(Dataset rows about figures)
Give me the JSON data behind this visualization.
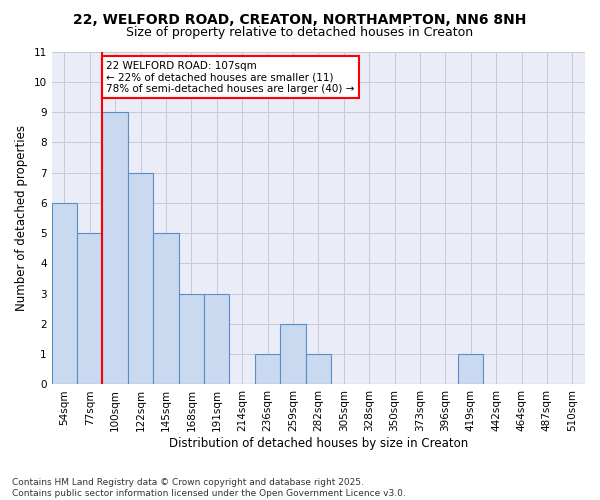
{
  "title1": "22, WELFORD ROAD, CREATON, NORTHAMPTON, NN6 8NH",
  "title2": "Size of property relative to detached houses in Creaton",
  "xlabel": "Distribution of detached houses by size in Creaton",
  "ylabel": "Number of detached properties",
  "categories": [
    "54sqm",
    "77sqm",
    "100sqm",
    "122sqm",
    "145sqm",
    "168sqm",
    "191sqm",
    "214sqm",
    "236sqm",
    "259sqm",
    "282sqm",
    "305sqm",
    "328sqm",
    "350sqm",
    "373sqm",
    "396sqm",
    "419sqm",
    "442sqm",
    "464sqm",
    "487sqm",
    "510sqm"
  ],
  "values": [
    6,
    5,
    9,
    7,
    5,
    3,
    3,
    0,
    1,
    2,
    1,
    0,
    0,
    0,
    0,
    0,
    1,
    0,
    0,
    0,
    0
  ],
  "bar_color": "#c9d9f0",
  "bar_edge_color": "#5b8ec4",
  "annotation_text": "22 WELFORD ROAD: 107sqm\n← 22% of detached houses are smaller (11)\n78% of semi-detached houses are larger (40) →",
  "annotation_box_color": "white",
  "annotation_box_edge_color": "red",
  "ylim": [
    0,
    11
  ],
  "yticks": [
    0,
    1,
    2,
    3,
    4,
    5,
    6,
    7,
    8,
    9,
    10,
    11
  ],
  "grid_color": "#c8c8d8",
  "bg_color": "#eaecf8",
  "footer_text": "Contains HM Land Registry data © Crown copyright and database right 2025.\nContains public sector information licensed under the Open Government Licence v3.0.",
  "title_fontsize": 10,
  "subtitle_fontsize": 9,
  "axis_label_fontsize": 8.5,
  "tick_fontsize": 7.5,
  "annotation_fontsize": 7.5,
  "footer_fontsize": 6.5,
  "red_line_index": 2
}
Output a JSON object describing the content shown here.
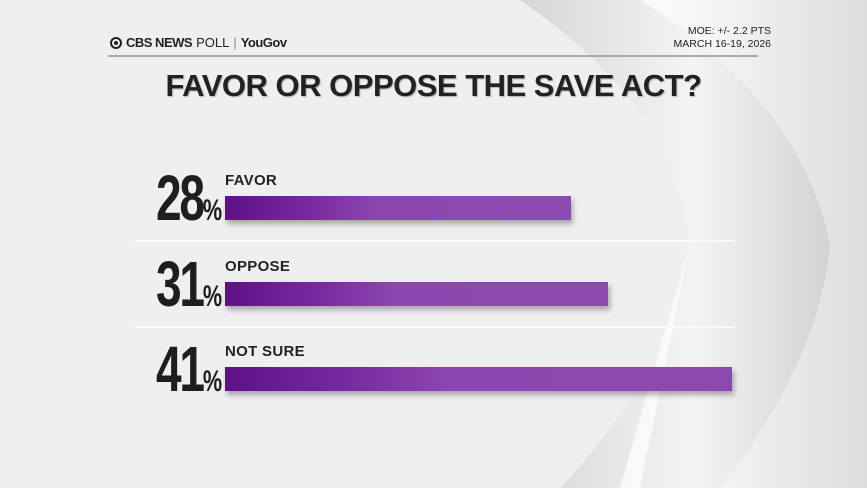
{
  "header": {
    "brand": "CBS NEWS",
    "brand_suffix": "POLL",
    "separator": "|",
    "partner": "YouGov",
    "moe": "MOE: +/- 2.2 PTS",
    "dates": "MARCH 16-19, 2026"
  },
  "colors": {
    "bar": "#8c4aae",
    "bar_dark": "#5e1187"
  },
  "chart_data": {
    "type": "bar",
    "orientation": "horizontal",
    "title": "FAVOR OR OPPOSE THE SAVE ACT?",
    "categories": [
      "FAVOR",
      "OPPOSE",
      "NOT SURE"
    ],
    "values": [
      28,
      31,
      41
    ],
    "value_labels": [
      "28",
      "31",
      "41"
    ],
    "unit": "%",
    "grid": false
  }
}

**Direction:** Repeat the entries exactly. Pictures are excluded from the copy.

**Written answer:**
Give me the JSON data behind this visualization.
{
  "title1": "22, WELFORD ROAD, CREATON, NORTHAMPTON, NN6 8NH",
  "title2": "Size of property relative to detached houses in Creaton",
  "xlabel": "Distribution of detached houses by size in Creaton",
  "ylabel": "Number of detached properties",
  "categories": [
    "54sqm",
    "77sqm",
    "100sqm",
    "122sqm",
    "145sqm",
    "168sqm",
    "191sqm",
    "214sqm",
    "236sqm",
    "259sqm",
    "282sqm",
    "305sqm",
    "328sqm",
    "350sqm",
    "373sqm",
    "396sqm",
    "419sqm",
    "442sqm",
    "464sqm",
    "487sqm",
    "510sqm"
  ],
  "values": [
    6,
    5,
    9,
    7,
    5,
    3,
    3,
    0,
    1,
    2,
    1,
    0,
    0,
    0,
    0,
    0,
    1,
    0,
    0,
    0,
    0
  ],
  "bar_color": "#c9d9f0",
  "bar_edge_color": "#5b8ec4",
  "annotation_text": "22 WELFORD ROAD: 107sqm\n← 22% of detached houses are smaller (11)\n78% of semi-detached houses are larger (40) →",
  "annotation_box_color": "white",
  "annotation_box_edge_color": "red",
  "ylim": [
    0,
    11
  ],
  "yticks": [
    0,
    1,
    2,
    3,
    4,
    5,
    6,
    7,
    8,
    9,
    10,
    11
  ],
  "grid_color": "#c8c8d8",
  "bg_color": "#eaecf8",
  "footer_text": "Contains HM Land Registry data © Crown copyright and database right 2025.\nContains public sector information licensed under the Open Government Licence v3.0.",
  "title_fontsize": 10,
  "subtitle_fontsize": 9,
  "axis_label_fontsize": 8.5,
  "tick_fontsize": 7.5,
  "annotation_fontsize": 7.5,
  "footer_fontsize": 6.5,
  "red_line_index": 2
}
Output a JSON object describing the content shown here.
{
  "header": {
    "brand": "CBS NEWS",
    "brand_suffix": "POLL",
    "separator": "|",
    "partner": "YouGov",
    "moe": "MOE: +/- 2.2 PTS",
    "dates": "MARCH 16-19, 2026"
  },
  "colors": {
    "bar": "#8c4aae",
    "bar_dark": "#5e1187"
  },
  "chart_data": {
    "type": "bar",
    "orientation": "horizontal",
    "title": "FAVOR OR OPPOSE THE SAVE ACT?",
    "categories": [
      "FAVOR",
      "OPPOSE",
      "NOT SURE"
    ],
    "values": [
      28,
      31,
      41
    ],
    "value_labels": [
      "28",
      "31",
      "41"
    ],
    "unit": "%",
    "grid": false
  }
}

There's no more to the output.